TO DO: Say the data back exactly as it is written below.

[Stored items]
───

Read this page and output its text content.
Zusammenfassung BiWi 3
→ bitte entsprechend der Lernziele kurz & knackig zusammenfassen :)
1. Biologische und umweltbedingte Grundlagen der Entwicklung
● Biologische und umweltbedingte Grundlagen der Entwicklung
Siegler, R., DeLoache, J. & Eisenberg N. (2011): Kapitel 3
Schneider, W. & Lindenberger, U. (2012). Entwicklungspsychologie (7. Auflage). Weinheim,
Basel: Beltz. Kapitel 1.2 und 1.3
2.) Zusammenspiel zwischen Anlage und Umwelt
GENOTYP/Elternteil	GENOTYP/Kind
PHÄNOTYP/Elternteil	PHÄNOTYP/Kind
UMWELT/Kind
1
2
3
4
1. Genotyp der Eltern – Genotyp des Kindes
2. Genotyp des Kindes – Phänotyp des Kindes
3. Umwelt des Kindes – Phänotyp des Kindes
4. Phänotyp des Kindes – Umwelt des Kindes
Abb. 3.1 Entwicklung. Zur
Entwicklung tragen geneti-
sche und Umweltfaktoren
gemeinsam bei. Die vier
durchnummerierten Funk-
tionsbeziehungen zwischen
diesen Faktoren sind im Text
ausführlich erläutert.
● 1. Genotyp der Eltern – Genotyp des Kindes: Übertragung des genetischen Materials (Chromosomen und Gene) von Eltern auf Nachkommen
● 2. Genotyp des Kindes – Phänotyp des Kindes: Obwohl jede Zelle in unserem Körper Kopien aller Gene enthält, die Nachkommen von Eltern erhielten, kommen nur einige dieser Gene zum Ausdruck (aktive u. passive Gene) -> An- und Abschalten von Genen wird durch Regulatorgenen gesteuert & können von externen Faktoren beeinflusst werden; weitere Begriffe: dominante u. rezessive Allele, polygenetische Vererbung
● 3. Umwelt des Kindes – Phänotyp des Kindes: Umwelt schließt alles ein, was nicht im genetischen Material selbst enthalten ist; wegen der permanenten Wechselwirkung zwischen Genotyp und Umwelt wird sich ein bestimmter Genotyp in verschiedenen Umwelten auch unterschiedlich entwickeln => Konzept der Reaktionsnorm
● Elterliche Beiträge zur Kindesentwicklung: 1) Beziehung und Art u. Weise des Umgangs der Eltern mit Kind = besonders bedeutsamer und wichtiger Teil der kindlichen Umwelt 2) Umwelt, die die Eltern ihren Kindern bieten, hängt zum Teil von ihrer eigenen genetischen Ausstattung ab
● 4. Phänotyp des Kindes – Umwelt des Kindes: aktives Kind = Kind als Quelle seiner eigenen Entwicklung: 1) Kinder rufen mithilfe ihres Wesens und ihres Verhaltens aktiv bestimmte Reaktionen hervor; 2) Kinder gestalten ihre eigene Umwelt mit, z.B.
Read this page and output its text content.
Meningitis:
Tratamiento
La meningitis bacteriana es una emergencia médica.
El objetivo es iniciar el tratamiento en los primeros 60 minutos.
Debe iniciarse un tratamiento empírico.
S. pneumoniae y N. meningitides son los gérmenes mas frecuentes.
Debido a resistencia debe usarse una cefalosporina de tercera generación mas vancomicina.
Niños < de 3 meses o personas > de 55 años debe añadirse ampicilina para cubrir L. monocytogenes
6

───

THE ANSWER:
Read this page and output its text content.
Zusammenfassung BiWi 3
→ bitte entsprechend der Lernziele kurz & knackig zusammenfassen :)
1. Biologische und umweltbedingte Grundlagen der Entwicklung
● Biologische und umweltbedingte Grundlagen der Entwicklung
Siegler, R., DeLoache, J. & Eisenberg N. (2011): Kapitel 3
Schneider, W. & Lindenberger, U. (2012). Entwicklungspsychologie (7. Auflage). Weinheim,
Basel: Beltz. Kapitel 1.2 und 1.3
2.) Zusammenspiel zwischen Anlage und Umwelt
GENOTYP/Elternteil	GENOTYP/Kind
PHÄNOTYP/Elternteil	PHÄNOTYP/Kind
UMWELT/Kind
1
2
3
4
1. Genotyp der Eltern – Genotyp des Kindes
2. Genotyp des Kindes – Phänotyp des Kindes
3. Umwelt des Kindes – Phänotyp des Kindes
4. Phänotyp des Kindes – Umwelt des Kindes
Abb. 3.1 Entwicklung. Zur
Entwicklung tragen geneti-
sche und Umweltfaktoren
gemeinsam bei. Die vier
durchnummerierten Funk-
tionsbeziehungen zwischen
diesen Faktoren sind im Text
ausführlich erläutert.
● 1. Genotyp der Eltern – Genotyp des Kindes: Übertragung des genetischen Materials (Chromosomen und Gene) von Eltern auf Nachkommen
● 2. Genotyp des Kindes – Phänotyp des Kindes: Obwohl jede Zelle in unserem Körper Kopien aller Gene enthält, die Nachkommen von Eltern erhielten, kommen nur einige dieser Gene zum Ausdruck (aktive u. passive Gene) -> An- und Abschalten von Genen wird durch Regulatorgenen gesteuert & können von externen Faktoren beeinflusst werden; weitere Begriffe: dominante u. rezessive Allele, polygenetische Vererbung
● 3. Umwelt des Kindes – Phänotyp des Kindes: Umwelt schließt alles ein, was nicht im genetischen Material selbst enthalten ist; wegen der permanenten Wechselwirkung zwischen Genotyp und Umwelt wird sich ein bestimmter Genotyp in verschiedenen Umwelten auch unterschiedlich entwickeln => Konzept der Reaktionsnorm
● Elterliche Beiträge zur Kindesentwicklung: 1) Beziehung und Art u. Weise des Umgangs der Eltern mit Kind = besonders bedeutsamer und wichtiger Teil der kindlichen Umwelt 2) Umwelt, die die Eltern ihren Kindern bieten, hängt zum Teil von ihrer eigenen genetischen Ausstattung ab
● 4. Phänotyp des Kindes – Umwelt des Kindes: aktives Kind = Kind als Quelle seiner eigenen Entwicklung: 1) Kinder rufen mithilfe ihres Wesens und ihres Verhaltens aktiv bestimmte Reaktionen hervor; 2) Kinder gestalten ihre eigene Umwelt mit, z.B.
Read this page and output its text content.
Meningitis:
Tratamiento
La meningitis bacteriana es una emergencia médica.
El objetivo es iniciar el tratamiento en los primeros 60 minutos.
Debe iniciarse un tratamiento empírico.
S. pneumoniae y N. meningitides son los gérmenes mas frecuentes.
Debido a resistencia debe usarse una cefalosporina de tercera generación mas vancomicina.
Niños < de 3 meses o personas > de 55 años debe añadirse ampicilina para cubrir L. monocytogenes
6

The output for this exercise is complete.